Your reply should be one number: the count of lines holding the word "JSON".

:: Data to use ::
______

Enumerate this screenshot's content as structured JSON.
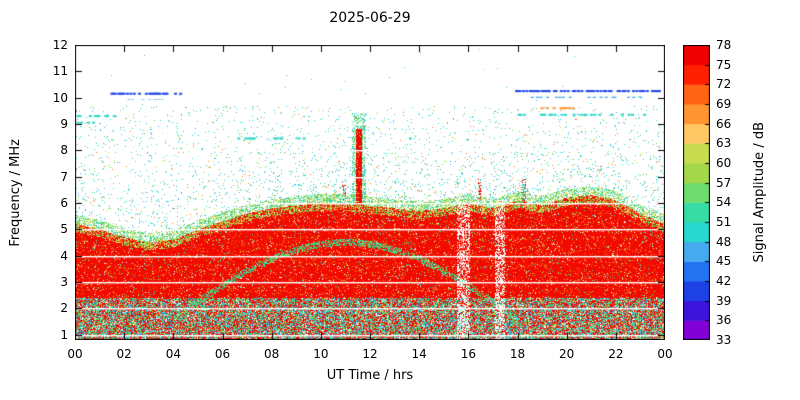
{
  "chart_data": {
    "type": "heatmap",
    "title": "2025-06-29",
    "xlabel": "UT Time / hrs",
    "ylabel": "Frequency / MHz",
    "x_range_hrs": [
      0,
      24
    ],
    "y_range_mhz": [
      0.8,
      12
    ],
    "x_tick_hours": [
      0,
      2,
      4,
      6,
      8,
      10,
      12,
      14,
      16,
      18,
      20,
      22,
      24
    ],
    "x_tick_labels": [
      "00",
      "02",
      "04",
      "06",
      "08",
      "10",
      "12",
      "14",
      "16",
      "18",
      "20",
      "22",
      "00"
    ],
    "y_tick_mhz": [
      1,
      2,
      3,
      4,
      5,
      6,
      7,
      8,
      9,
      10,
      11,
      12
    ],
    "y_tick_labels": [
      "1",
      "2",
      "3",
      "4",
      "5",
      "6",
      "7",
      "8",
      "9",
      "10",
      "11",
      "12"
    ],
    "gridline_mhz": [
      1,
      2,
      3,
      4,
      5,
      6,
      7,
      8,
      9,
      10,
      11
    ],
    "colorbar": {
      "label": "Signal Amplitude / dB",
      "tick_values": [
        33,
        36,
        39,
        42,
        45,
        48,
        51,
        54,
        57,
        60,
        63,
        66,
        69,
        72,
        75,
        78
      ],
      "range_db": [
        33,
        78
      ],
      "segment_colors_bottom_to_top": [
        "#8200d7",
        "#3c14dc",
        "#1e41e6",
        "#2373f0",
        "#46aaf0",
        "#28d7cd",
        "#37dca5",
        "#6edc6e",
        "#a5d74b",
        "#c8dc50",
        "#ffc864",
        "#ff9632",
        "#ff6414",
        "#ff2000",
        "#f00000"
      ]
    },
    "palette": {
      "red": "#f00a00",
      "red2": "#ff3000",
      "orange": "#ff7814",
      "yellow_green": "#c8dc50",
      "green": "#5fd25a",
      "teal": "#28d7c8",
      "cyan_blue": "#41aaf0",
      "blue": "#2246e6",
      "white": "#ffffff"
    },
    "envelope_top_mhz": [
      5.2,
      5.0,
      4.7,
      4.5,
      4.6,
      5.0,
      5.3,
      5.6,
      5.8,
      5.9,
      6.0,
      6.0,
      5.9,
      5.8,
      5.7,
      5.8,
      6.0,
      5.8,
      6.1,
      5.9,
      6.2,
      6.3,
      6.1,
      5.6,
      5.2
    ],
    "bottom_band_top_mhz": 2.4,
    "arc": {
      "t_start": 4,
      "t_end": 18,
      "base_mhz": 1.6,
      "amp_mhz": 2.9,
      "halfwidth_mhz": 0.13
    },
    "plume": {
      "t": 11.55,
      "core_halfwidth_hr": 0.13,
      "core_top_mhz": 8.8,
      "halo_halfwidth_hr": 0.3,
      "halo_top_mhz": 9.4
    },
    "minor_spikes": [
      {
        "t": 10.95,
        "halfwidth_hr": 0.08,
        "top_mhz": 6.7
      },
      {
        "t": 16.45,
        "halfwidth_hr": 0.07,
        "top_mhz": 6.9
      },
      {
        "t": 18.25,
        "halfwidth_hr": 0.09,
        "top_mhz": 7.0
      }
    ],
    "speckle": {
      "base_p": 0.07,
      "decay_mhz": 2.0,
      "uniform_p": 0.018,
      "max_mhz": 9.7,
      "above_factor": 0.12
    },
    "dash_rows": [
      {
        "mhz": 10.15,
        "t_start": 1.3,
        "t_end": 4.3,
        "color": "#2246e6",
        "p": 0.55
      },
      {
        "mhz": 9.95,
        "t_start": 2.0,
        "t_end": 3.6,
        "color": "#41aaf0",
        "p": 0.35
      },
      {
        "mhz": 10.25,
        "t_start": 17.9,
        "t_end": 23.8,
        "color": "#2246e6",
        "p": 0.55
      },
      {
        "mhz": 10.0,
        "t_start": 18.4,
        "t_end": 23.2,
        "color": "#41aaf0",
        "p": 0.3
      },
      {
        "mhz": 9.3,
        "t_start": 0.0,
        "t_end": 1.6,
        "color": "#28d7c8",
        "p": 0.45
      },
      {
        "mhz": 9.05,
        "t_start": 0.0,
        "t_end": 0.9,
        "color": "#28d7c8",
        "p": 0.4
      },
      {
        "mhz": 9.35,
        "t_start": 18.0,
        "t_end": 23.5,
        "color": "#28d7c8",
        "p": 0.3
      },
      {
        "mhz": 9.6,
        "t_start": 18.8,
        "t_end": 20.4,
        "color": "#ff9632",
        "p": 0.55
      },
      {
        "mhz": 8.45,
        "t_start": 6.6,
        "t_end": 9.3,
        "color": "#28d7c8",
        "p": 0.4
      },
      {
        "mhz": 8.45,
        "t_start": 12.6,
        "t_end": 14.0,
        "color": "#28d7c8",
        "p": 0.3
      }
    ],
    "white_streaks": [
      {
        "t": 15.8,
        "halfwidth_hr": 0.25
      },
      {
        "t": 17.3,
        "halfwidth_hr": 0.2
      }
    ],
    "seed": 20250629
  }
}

______

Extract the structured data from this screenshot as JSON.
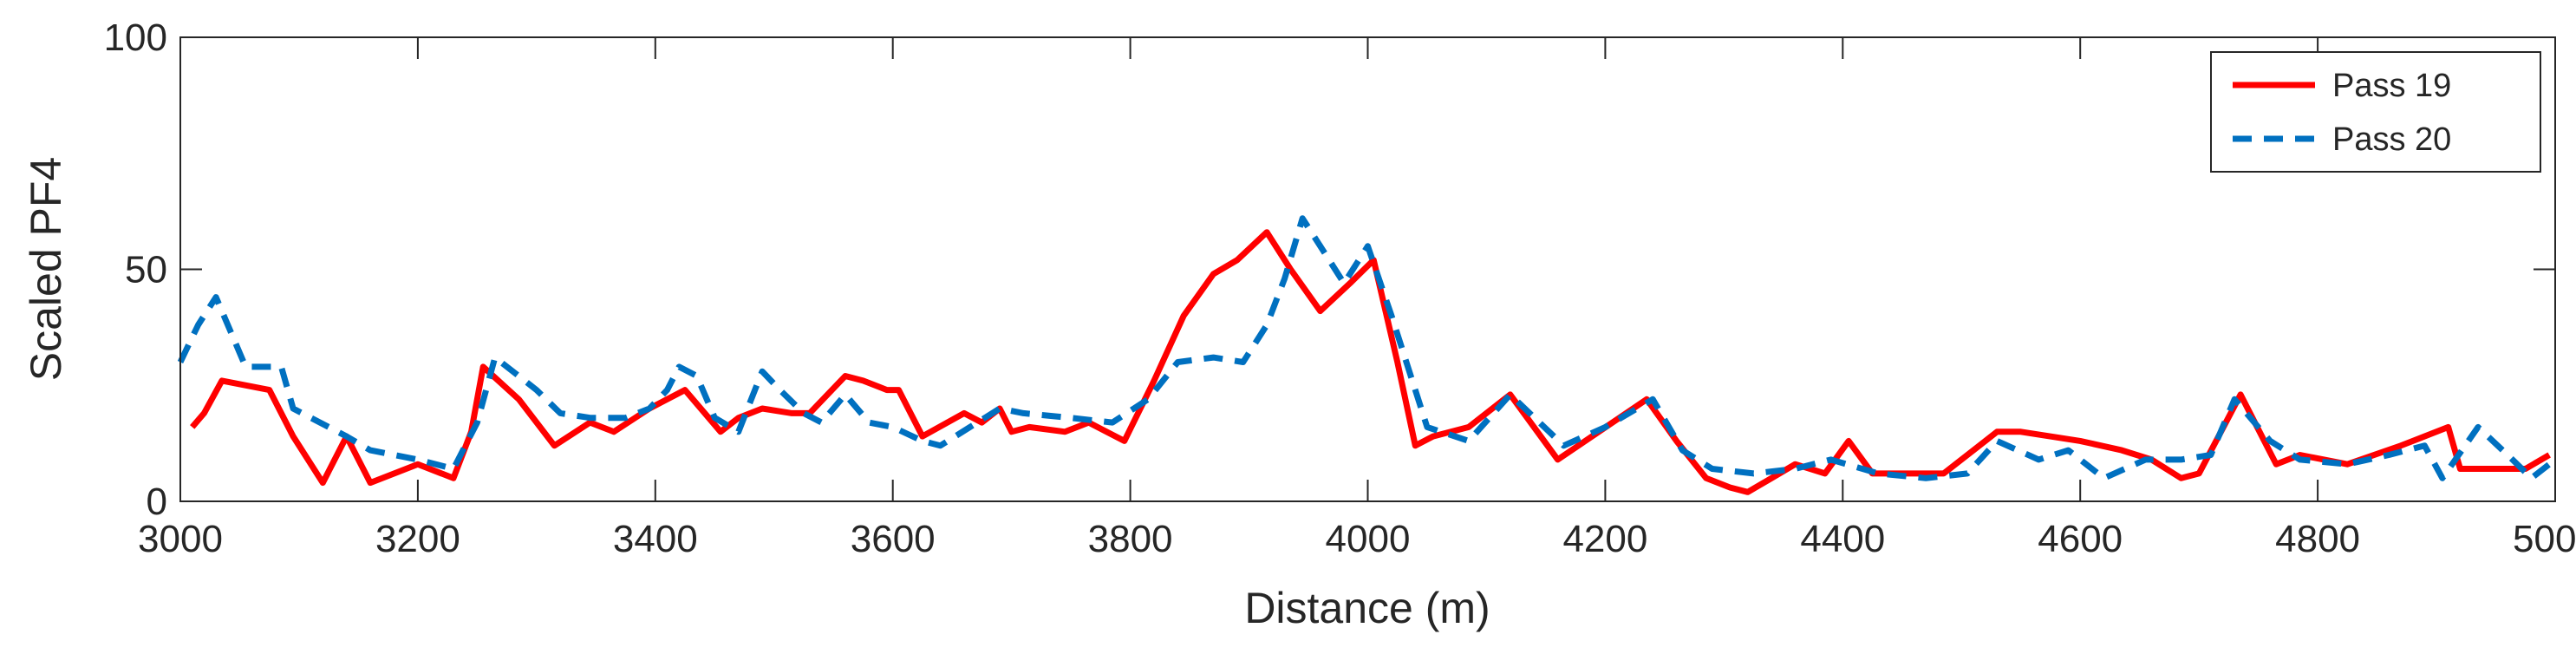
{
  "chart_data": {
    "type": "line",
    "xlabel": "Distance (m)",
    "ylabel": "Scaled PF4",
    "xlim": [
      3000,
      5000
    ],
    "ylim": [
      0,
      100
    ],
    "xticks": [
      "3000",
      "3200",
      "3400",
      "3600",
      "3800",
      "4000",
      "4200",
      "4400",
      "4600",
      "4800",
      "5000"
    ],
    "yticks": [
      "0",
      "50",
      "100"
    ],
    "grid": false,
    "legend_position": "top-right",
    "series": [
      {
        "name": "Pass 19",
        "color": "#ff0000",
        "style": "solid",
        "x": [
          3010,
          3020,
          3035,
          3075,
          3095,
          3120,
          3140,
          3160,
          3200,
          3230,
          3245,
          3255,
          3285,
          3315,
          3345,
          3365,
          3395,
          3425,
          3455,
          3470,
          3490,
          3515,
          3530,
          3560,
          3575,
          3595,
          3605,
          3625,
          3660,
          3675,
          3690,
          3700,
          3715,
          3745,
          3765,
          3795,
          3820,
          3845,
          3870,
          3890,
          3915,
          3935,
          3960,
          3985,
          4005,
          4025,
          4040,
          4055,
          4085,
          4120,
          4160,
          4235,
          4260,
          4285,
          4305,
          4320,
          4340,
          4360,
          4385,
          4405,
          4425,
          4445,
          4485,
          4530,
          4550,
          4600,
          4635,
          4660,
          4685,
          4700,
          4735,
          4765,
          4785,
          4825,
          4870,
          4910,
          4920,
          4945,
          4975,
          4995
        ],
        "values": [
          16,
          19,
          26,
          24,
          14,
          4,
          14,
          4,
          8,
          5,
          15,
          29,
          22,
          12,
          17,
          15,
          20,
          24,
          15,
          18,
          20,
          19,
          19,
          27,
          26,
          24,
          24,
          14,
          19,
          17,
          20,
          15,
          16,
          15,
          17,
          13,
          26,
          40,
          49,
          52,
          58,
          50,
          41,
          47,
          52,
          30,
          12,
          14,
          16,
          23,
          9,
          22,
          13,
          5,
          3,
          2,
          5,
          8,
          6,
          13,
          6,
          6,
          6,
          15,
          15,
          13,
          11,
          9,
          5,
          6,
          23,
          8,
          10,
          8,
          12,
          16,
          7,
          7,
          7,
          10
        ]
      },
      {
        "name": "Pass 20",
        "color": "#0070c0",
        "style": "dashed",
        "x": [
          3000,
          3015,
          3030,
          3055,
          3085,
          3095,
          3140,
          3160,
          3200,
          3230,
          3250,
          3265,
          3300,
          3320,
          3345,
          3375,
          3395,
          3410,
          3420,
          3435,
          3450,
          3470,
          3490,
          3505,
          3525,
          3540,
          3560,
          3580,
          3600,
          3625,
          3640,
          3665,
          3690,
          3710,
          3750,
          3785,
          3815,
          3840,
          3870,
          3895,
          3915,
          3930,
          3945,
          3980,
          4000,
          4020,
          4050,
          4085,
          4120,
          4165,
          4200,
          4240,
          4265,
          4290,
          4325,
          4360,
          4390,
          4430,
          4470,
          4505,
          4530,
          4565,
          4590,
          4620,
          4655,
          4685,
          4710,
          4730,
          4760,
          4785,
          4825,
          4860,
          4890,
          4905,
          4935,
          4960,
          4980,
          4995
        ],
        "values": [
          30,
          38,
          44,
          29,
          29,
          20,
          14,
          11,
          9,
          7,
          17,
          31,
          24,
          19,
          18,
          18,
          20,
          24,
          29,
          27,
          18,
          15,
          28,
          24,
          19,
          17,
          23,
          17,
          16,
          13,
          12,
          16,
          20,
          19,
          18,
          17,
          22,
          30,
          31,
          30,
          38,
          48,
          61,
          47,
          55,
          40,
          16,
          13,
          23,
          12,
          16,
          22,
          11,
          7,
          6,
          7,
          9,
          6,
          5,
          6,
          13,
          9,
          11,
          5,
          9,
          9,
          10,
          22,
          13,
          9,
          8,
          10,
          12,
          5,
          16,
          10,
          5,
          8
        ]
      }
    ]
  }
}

______

:: Result for this exercise ::
2